LISTING.
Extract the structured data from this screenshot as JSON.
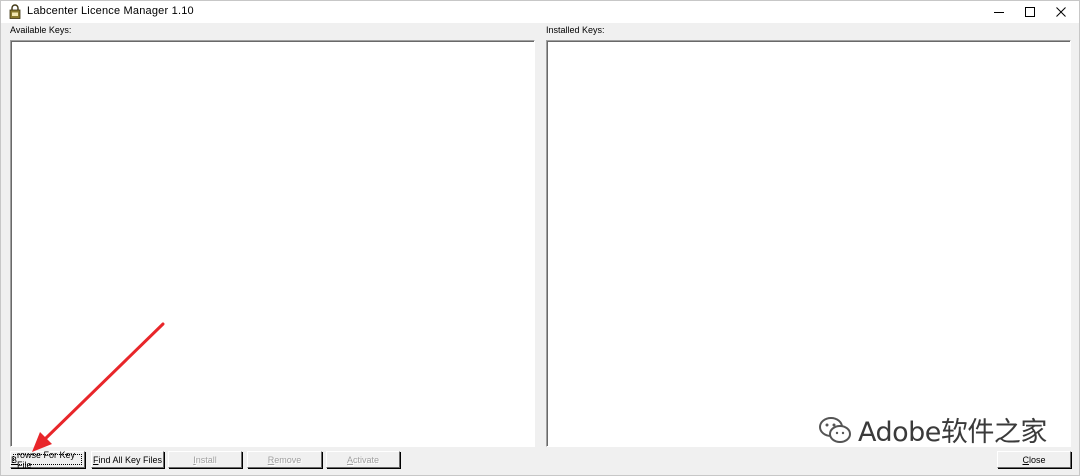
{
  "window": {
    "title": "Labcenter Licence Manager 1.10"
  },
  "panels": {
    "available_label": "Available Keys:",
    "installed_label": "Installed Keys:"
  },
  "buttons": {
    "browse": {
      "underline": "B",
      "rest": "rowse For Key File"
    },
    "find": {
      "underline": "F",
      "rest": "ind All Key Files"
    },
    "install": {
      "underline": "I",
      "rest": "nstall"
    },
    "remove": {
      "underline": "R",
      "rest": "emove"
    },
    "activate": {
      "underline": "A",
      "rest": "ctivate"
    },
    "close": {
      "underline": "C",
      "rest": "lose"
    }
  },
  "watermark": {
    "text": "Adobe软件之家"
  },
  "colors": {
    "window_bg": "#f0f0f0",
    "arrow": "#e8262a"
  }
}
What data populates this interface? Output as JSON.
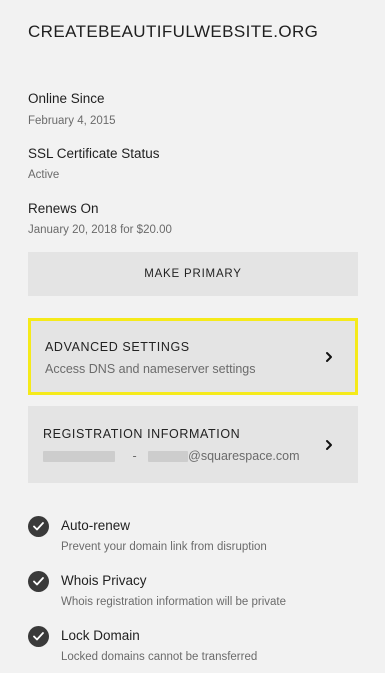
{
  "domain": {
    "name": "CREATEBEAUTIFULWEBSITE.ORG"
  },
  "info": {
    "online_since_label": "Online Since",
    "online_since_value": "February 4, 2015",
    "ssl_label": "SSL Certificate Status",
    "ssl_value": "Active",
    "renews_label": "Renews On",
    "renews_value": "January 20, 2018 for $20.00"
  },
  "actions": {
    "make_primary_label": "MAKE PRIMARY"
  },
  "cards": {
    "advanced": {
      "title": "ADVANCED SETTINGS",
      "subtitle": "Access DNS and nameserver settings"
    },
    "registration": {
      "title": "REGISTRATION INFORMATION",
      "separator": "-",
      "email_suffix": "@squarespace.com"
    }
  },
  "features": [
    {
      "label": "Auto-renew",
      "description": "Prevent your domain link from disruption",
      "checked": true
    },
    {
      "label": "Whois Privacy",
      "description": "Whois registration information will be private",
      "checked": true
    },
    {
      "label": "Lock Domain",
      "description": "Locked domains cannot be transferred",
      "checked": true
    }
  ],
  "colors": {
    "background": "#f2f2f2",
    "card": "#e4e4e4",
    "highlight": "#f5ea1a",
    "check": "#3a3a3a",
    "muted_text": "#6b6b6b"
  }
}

WHAT THE TASK REQUIRES. Gather from the entries above all lines that include the string "data".

EXERCISE ANSWER.
Extract the structured data from this screenshot as JSON.
What data populates this interface? Output as JSON.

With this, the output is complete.